Exercise goal
An exact copy of all the data is required, with pictures left out.
** start Supplied material **
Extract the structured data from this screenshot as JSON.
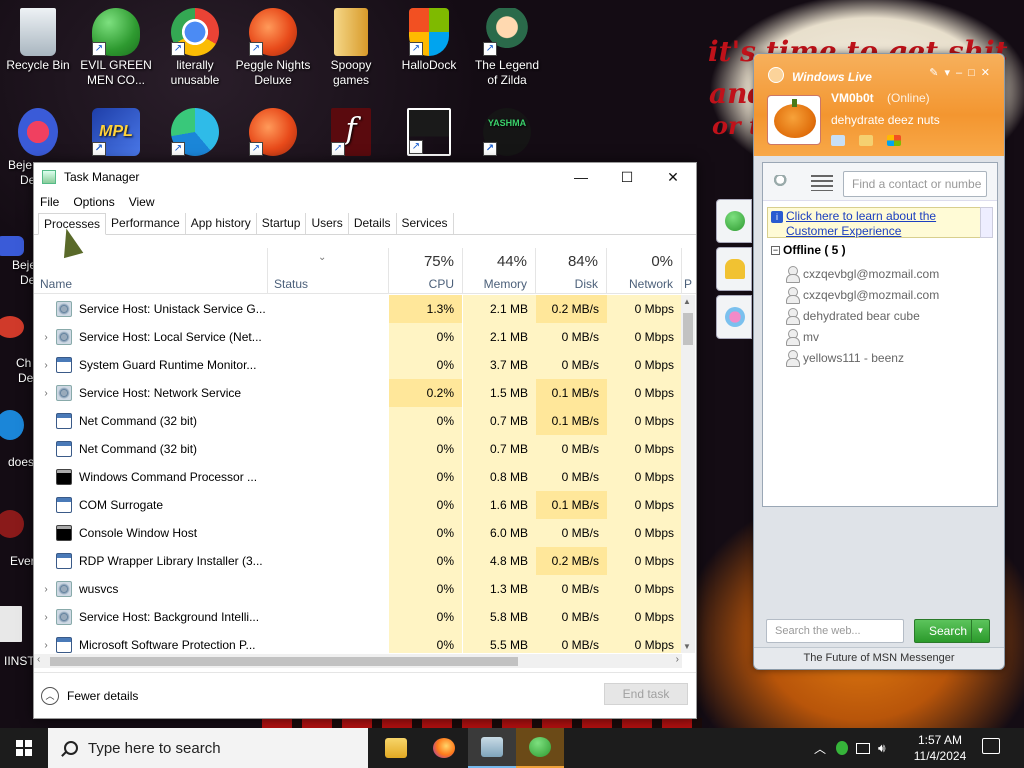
{
  "desktop": {
    "icons": [
      {
        "label": "Recycle Bin",
        "icon": "recycle-bin-icon",
        "color": "#cfd8e0"
      },
      {
        "label": "EVIL GREEN MEN CO...",
        "icon": "msn-buddies-icon",
        "color": "#36b43a"
      },
      {
        "label": "literally unusable",
        "icon": "chrome-icon",
        "color": "#e8453c"
      },
      {
        "label": "Peggle Nights Deluxe",
        "icon": "peggle-icon",
        "color": "#e84a1a"
      },
      {
        "label": "Spoopy games",
        "icon": "folder-zip-icon",
        "color": "#e8b74a"
      },
      {
        "label": "HalloDock",
        "icon": "windows-shield-icon",
        "color": "#f25022"
      },
      {
        "label": "The Legend of Zilda",
        "icon": "legend-zilda-icon",
        "color": "#3a8a3a"
      }
    ],
    "row2_icons": [
      {
        "label": "",
        "icon": "bejeweled-icon",
        "color": "#3a5bd8"
      },
      {
        "label": "",
        "icon": "mpl-icon",
        "color": "#1e3ea8"
      },
      {
        "label": "",
        "icon": "edge-icon",
        "color": "#1b86d8"
      },
      {
        "label": "",
        "icon": "peggle-icon",
        "color": "#e84a1a"
      },
      {
        "label": "",
        "icon": "flash-icon",
        "color": "#c8131a"
      },
      {
        "label": "",
        "icon": "rdp-icon",
        "color": "#ffffff"
      },
      {
        "label": "",
        "icon": "yashma-icon",
        "color": "#1a1a1a"
      }
    ],
    "partial_labels": [
      "Beje",
      "De",
      "Beje",
      "De",
      "Ch",
      "De",
      "does",
      "Ever",
      "IINST"
    ],
    "wall_text": [
      "it's time to get shit",
      "and",
      "or t"
    ]
  },
  "task_manager": {
    "title": "Task Manager",
    "menu": [
      "File",
      "Options",
      "View"
    ],
    "tabs": [
      "Processes",
      "Performance",
      "App history",
      "Startup",
      "Users",
      "Details",
      "Services"
    ],
    "active_tab": "Processes",
    "columns": {
      "name": "Name",
      "status": "Status",
      "cpu": {
        "pct": "75%",
        "label": "CPU"
      },
      "memory": {
        "pct": "44%",
        "label": "Memory"
      },
      "disk": {
        "pct": "84%",
        "label": "Disk"
      },
      "network": {
        "pct": "0%",
        "label": "Network"
      },
      "power": "P"
    },
    "rows": [
      {
        "expand": false,
        "icon": "svc",
        "name": "Service Host: Unistack Service G...",
        "cpu": "1.3%",
        "mem": "2.1 MB",
        "disk": "0.2 MB/s",
        "net": "0 Mbps"
      },
      {
        "expand": true,
        "icon": "svc",
        "name": "Service Host: Local Service (Net...",
        "cpu": "0%",
        "mem": "2.1 MB",
        "disk": "0 MB/s",
        "net": "0 Mbps"
      },
      {
        "expand": true,
        "icon": "win",
        "name": "System Guard Runtime Monitor...",
        "cpu": "0%",
        "mem": "3.7 MB",
        "disk": "0 MB/s",
        "net": "0 Mbps"
      },
      {
        "expand": true,
        "icon": "svc",
        "name": "Service Host: Network Service",
        "cpu": "0.2%",
        "mem": "1.5 MB",
        "disk": "0.1 MB/s",
        "net": "0 Mbps"
      },
      {
        "expand": false,
        "icon": "win",
        "name": "Net Command (32 bit)",
        "cpu": "0%",
        "mem": "0.7 MB",
        "disk": "0.1 MB/s",
        "net": "0 Mbps"
      },
      {
        "expand": false,
        "icon": "win",
        "name": "Net Command (32 bit)",
        "cpu": "0%",
        "mem": "0.7 MB",
        "disk": "0 MB/s",
        "net": "0 Mbps"
      },
      {
        "expand": false,
        "icon": "cmd",
        "name": "Windows Command Processor ...",
        "cpu": "0%",
        "mem": "0.8 MB",
        "disk": "0 MB/s",
        "net": "0 Mbps"
      },
      {
        "expand": false,
        "icon": "win",
        "name": "COM Surrogate",
        "cpu": "0%",
        "mem": "1.6 MB",
        "disk": "0.1 MB/s",
        "net": "0 Mbps"
      },
      {
        "expand": false,
        "icon": "cmd",
        "name": "Console Window Host",
        "cpu": "0%",
        "mem": "6.0 MB",
        "disk": "0 MB/s",
        "net": "0 Mbps"
      },
      {
        "expand": false,
        "icon": "win",
        "name": "RDP Wrapper Library Installer (3...",
        "cpu": "0%",
        "mem": "4.8 MB",
        "disk": "0.2 MB/s",
        "net": "0 Mbps"
      },
      {
        "expand": true,
        "icon": "svc",
        "name": "wusvcs",
        "cpu": "0%",
        "mem": "1.3 MB",
        "disk": "0 MB/s",
        "net": "0 Mbps"
      },
      {
        "expand": true,
        "icon": "svc",
        "name": "Service Host: Background Intelli...",
        "cpu": "0%",
        "mem": "5.8 MB",
        "disk": "0 MB/s",
        "net": "0 Mbps"
      },
      {
        "expand": true,
        "icon": "win",
        "name": "Microsoft Software Protection P...",
        "cpu": "0%",
        "mem": "5.5 MB",
        "disk": "0 MB/s",
        "net": "0 Mbps"
      }
    ],
    "fewer_details": "Fewer details",
    "end_task": "End task"
  },
  "messenger": {
    "brand": "Windows Live",
    "username": "VM0b0t",
    "status": "(Online)",
    "personal_message": "dehydrate deez nuts",
    "find_placeholder": "Find a contact or numbe",
    "info_link": "Click here to learn about the Customer Experience",
    "group": "Offline ( 5 )",
    "contacts": [
      "cxzqevbgl@mozmail.com",
      "cxzqevbgl@mozmail.com",
      "dehydrated bear cube",
      "mv",
      "yellows111 - beenz"
    ],
    "search_placeholder": "Search the web...",
    "search_button": "Search",
    "footer": "The Future of MSN Messenger"
  },
  "taskbar": {
    "search_placeholder": "Type here to search",
    "apps": [
      {
        "icon": "file-explorer-icon",
        "color": "#f0c030"
      },
      {
        "icon": "firefox-icon",
        "color": "#ff7a1a"
      },
      {
        "icon": "task-manager-icon",
        "color": "#8fb3c8"
      },
      {
        "icon": "msn-messenger-icon",
        "color": "#36b43a"
      }
    ],
    "time": "1:57 AM",
    "date": "11/4/2024"
  }
}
** end Supplied material **
Worked answer
Extract the structured data from this screenshot as JSON.
{
  "desktop": {
    "icons": [
      {
        "label": "Recycle Bin",
        "icon": "recycle-bin-icon",
        "color": "#cfd8e0"
      },
      {
        "label": "EVIL GREEN MEN CO...",
        "icon": "msn-buddies-icon",
        "color": "#36b43a"
      },
      {
        "label": "literally unusable",
        "icon": "chrome-icon",
        "color": "#e8453c"
      },
      {
        "label": "Peggle Nights Deluxe",
        "icon": "peggle-icon",
        "color": "#e84a1a"
      },
      {
        "label": "Spoopy games",
        "icon": "folder-zip-icon",
        "color": "#e8b74a"
      },
      {
        "label": "HalloDock",
        "icon": "windows-shield-icon",
        "color": "#f25022"
      },
      {
        "label": "The Legend of Zilda",
        "icon": "legend-zilda-icon",
        "color": "#3a8a3a"
      }
    ],
    "row2_icons": [
      {
        "label": "",
        "icon": "bejeweled-icon",
        "color": "#3a5bd8"
      },
      {
        "label": "",
        "icon": "mpl-icon",
        "color": "#1e3ea8"
      },
      {
        "label": "",
        "icon": "edge-icon",
        "color": "#1b86d8"
      },
      {
        "label": "",
        "icon": "peggle-icon",
        "color": "#e84a1a"
      },
      {
        "label": "",
        "icon": "flash-icon",
        "color": "#c8131a"
      },
      {
        "label": "",
        "icon": "rdp-icon",
        "color": "#ffffff"
      },
      {
        "label": "",
        "icon": "yashma-icon",
        "color": "#1a1a1a"
      }
    ],
    "partial_labels": [
      "Beje",
      "De",
      "Beje",
      "De",
      "Ch",
      "De",
      "does",
      "Ever",
      "IINST"
    ],
    "wall_text": [
      "it's time to get shit",
      "and",
      "or t"
    ]
  },
  "task_manager": {
    "title": "Task Manager",
    "menu": [
      "File",
      "Options",
      "View"
    ],
    "tabs": [
      "Processes",
      "Performance",
      "App history",
      "Startup",
      "Users",
      "Details",
      "Services"
    ],
    "active_tab": "Processes",
    "columns": {
      "name": "Name",
      "status": "Status",
      "cpu": {
        "pct": "75%",
        "label": "CPU"
      },
      "memory": {
        "pct": "44%",
        "label": "Memory"
      },
      "disk": {
        "pct": "84%",
        "label": "Disk"
      },
      "network": {
        "pct": "0%",
        "label": "Network"
      },
      "power": "P"
    },
    "rows": [
      {
        "expand": false,
        "icon": "svc",
        "name": "Service Host: Unistack Service G...",
        "cpu": "1.3%",
        "mem": "2.1 MB",
        "disk": "0.2 MB/s",
        "net": "0 Mbps"
      },
      {
        "expand": true,
        "icon": "svc",
        "name": "Service Host: Local Service (Net...",
        "cpu": "0%",
        "mem": "2.1 MB",
        "disk": "0 MB/s",
        "net": "0 Mbps"
      },
      {
        "expand": true,
        "icon": "win",
        "name": "System Guard Runtime Monitor...",
        "cpu": "0%",
        "mem": "3.7 MB",
        "disk": "0 MB/s",
        "net": "0 Mbps"
      },
      {
        "expand": true,
        "icon": "svc",
        "name": "Service Host: Network Service",
        "cpu": "0.2%",
        "mem": "1.5 MB",
        "disk": "0.1 MB/s",
        "net": "0 Mbps"
      },
      {
        "expand": false,
        "icon": "win",
        "name": "Net Command (32 bit)",
        "cpu": "0%",
        "mem": "0.7 MB",
        "disk": "0.1 MB/s",
        "net": "0 Mbps"
      },
      {
        "expand": false,
        "icon": "win",
        "name": "Net Command (32 bit)",
        "cpu": "0%",
        "mem": "0.7 MB",
        "disk": "0 MB/s",
        "net": "0 Mbps"
      },
      {
        "expand": false,
        "icon": "cmd",
        "name": "Windows Command Processor ...",
        "cpu": "0%",
        "mem": "0.8 MB",
        "disk": "0 MB/s",
        "net": "0 Mbps"
      },
      {
        "expand": false,
        "icon": "win",
        "name": "COM Surrogate",
        "cpu": "0%",
        "mem": "1.6 MB",
        "disk": "0.1 MB/s",
        "net": "0 Mbps"
      },
      {
        "expand": false,
        "icon": "cmd",
        "name": "Console Window Host",
        "cpu": "0%",
        "mem": "6.0 MB",
        "disk": "0 MB/s",
        "net": "0 Mbps"
      },
      {
        "expand": false,
        "icon": "win",
        "name": "RDP Wrapper Library Installer (3...",
        "cpu": "0%",
        "mem": "4.8 MB",
        "disk": "0.2 MB/s",
        "net": "0 Mbps"
      },
      {
        "expand": true,
        "icon": "svc",
        "name": "wusvcs",
        "cpu": "0%",
        "mem": "1.3 MB",
        "disk": "0 MB/s",
        "net": "0 Mbps"
      },
      {
        "expand": true,
        "icon": "svc",
        "name": "Service Host: Background Intelli...",
        "cpu": "0%",
        "mem": "5.8 MB",
        "disk": "0 MB/s",
        "net": "0 Mbps"
      },
      {
        "expand": true,
        "icon": "win",
        "name": "Microsoft Software Protection P...",
        "cpu": "0%",
        "mem": "5.5 MB",
        "disk": "0 MB/s",
        "net": "0 Mbps"
      }
    ],
    "fewer_details": "Fewer details",
    "end_task": "End task"
  },
  "messenger": {
    "brand": "Windows Live",
    "username": "VM0b0t",
    "status": "(Online)",
    "personal_message": "dehydrate deez nuts",
    "find_placeholder": "Find a contact or numbe",
    "info_link": "Click here to learn about the Customer Experience",
    "group": "Offline ( 5 )",
    "contacts": [
      "cxzqevbgl@mozmail.com",
      "cxzqevbgl@mozmail.com",
      "dehydrated bear cube",
      "mv",
      "yellows111 - beenz"
    ],
    "search_placeholder": "Search the web...",
    "search_button": "Search",
    "footer": "The Future of MSN Messenger"
  },
  "taskbar": {
    "search_placeholder": "Type here to search",
    "apps": [
      {
        "icon": "file-explorer-icon",
        "color": "#f0c030"
      },
      {
        "icon": "firefox-icon",
        "color": "#ff7a1a"
      },
      {
        "icon": "task-manager-icon",
        "color": "#8fb3c8"
      },
      {
        "icon": "msn-messenger-icon",
        "color": "#36b43a"
      }
    ],
    "time": "1:57 AM",
    "date": "11/4/2024"
  }
}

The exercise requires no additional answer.